EXERCISE DESCRIPTION:
Comb the records below for the string "International" and copy each line where it turns up.

* Start INFORMATION GIVEN *

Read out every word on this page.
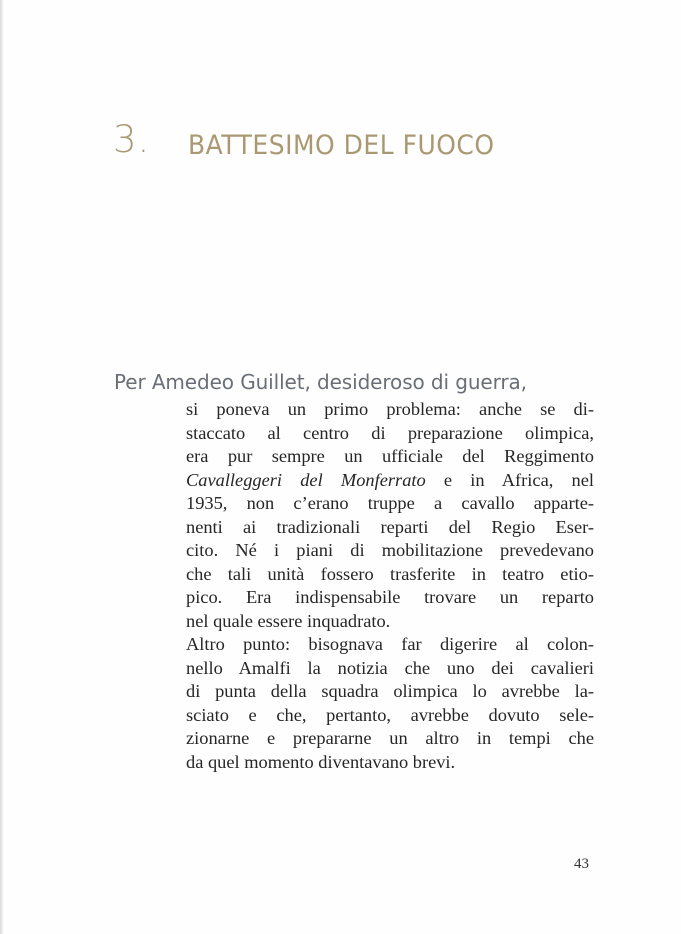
3. BATTESIMO DEL FUOCO
Per Amedeo Guillet, desideroso di guerra,
si poneva un primo problema: anche se di-
staccato al centro di preparazione olimpica,
era pur sempre un ufficiale del Reggimento
Cavalleggeri del Monferrato e in Africa, nel
1935, non c’erano truppe a cavallo apparte-
nenti ai tradizionali reparti del Regio Eser-
cito. Né i piani di mobilitazione prevedevano
che tali unità fossero trasferite in teatro etio-
pico. Era indispensabile trovare un reparto
nel quale essere inquadrato.
Altro punto: bisognava far digerire al colon-
nello Amalfi la notizia che uno dei cavalieri
di punta della squadra olimpica lo avrebbe la-
sciato e che, pertanto, avrebbe dovuto sele-
zionarne e prepararne un altro in tempi che
da quel momento diventavano brevi.
43
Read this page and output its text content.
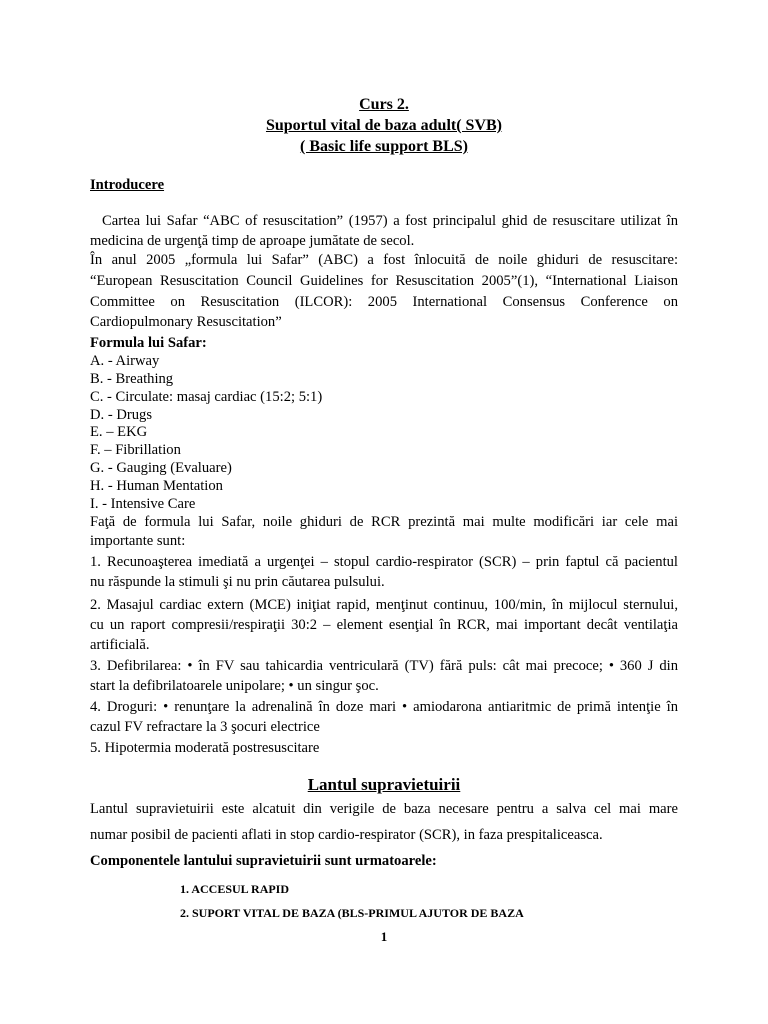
Curs 2.
Suportul vital de baza adult( SVB)
( Basic life support BLS)
Introducere
Cartea lui Safar “ABC of resuscitation” (1957) a fost principalul ghid de resuscitare utilizat în
medicina de urgenţă timp de aproape jumătate de secol.
În anul 2005 „formula lui Safar” (ABC) a fost înlocuită de noile ghiduri de resuscitare:
“European Resuscitation Council Guidelines for Resuscitation 2005”(1), “International Liaison
Committee on Resuscitation (ILCOR): 2005 International Consensus Conference on
Cardiopulmonary Resuscitation”
Formula lui Safar:
A. - Airway
B. - Breathing
C. - Circulate: masaj cardiac (15:2; 5:1)
D. - Drugs
E. – EKG
F. – Fibrillation
G. - Gauging (Evaluare)
H. - Human Mentation
I. - Intensive Care
Faţă de formula lui Safar, noile ghiduri de RCR prezintă mai multe modificări iar cele mai
importante sunt:
1. Recunoaşterea imediată a urgenţei – stopul cardio-respirator (SCR) – prin faptul că pacientul
nu răspunde la stimuli şi nu prin căutarea pulsului.
2. Masajul cardiac extern (MCE) iniţiat rapid, menţinut continuu, 100/min, în mijlocul sternului,
cu un raport compresii/respiraţii 30:2 – element esenţial în RCR, mai important decât ventilaţia
artificială.
3. Defibrilarea: • în FV sau tahicardia ventriculară (TV) fără puls: cât mai precoce; • 360 J din
start la defibrilatoarele unipolare; • un singur şoc.
4. Droguri: • renunţare la adrenalină în doze mari • amiodarona antiaritmic de primă intenţie în
cazul FV refractare la 3 şocuri electrice
5. Hipotermia moderată postresuscitare
Lantul supravietuirii
Lantul supravietuirii este alcatuit din verigile de baza necesare pentru a salva cel mai mare
numar posibil de pacienti aflati in stop cardio-respirator (SCR), in faza prespitaliceasca.
Componentele lantului supravietuirii sunt urmatoarele:
1. ACCESUL RAPID
2. SUPORT VITAL DE BAZA (BLS-PRIMUL AJUTOR DE BAZA
1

* End INFORMATION GIVEN *

FULL RESPONSE:
“European Resuscitation Council Guidelines for Resuscitation 2005”(1), “International Liaison
Committee on Resuscitation (ILCOR): 2005 International Consensus Conference on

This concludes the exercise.